Extracted data entries
○ ○ ○ ○ ○
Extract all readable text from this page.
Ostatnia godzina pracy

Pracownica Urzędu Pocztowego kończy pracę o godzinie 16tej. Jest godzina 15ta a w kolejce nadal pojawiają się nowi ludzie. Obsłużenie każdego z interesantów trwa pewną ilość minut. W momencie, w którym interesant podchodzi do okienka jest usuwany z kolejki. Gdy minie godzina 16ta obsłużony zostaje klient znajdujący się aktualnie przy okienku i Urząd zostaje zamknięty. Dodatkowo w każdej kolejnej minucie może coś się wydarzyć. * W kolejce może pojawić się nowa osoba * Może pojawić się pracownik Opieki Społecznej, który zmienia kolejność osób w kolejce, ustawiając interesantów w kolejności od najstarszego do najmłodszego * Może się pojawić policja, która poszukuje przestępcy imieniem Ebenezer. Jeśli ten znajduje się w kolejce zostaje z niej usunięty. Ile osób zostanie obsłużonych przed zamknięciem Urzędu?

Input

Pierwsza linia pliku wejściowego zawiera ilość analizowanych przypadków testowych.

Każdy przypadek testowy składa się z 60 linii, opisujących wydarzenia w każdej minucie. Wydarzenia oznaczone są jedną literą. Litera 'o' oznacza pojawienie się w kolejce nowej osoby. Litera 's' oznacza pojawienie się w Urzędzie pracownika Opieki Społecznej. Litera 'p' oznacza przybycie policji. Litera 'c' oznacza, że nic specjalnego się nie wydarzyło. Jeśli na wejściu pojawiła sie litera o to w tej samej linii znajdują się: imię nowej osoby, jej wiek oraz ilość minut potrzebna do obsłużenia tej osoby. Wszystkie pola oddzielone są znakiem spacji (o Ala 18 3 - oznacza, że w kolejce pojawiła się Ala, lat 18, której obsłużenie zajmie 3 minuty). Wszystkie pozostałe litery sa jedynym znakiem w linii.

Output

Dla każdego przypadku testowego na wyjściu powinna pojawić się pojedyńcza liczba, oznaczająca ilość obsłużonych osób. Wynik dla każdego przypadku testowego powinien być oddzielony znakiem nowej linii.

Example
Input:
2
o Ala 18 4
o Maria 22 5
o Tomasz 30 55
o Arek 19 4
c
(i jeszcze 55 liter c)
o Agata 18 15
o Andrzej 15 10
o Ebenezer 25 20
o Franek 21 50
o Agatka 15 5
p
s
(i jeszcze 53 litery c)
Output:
○ ○ ○ ○ ○
Prompt —
Report how many lines in the data include the word "litery", and give nothing but the count.

Solution —
2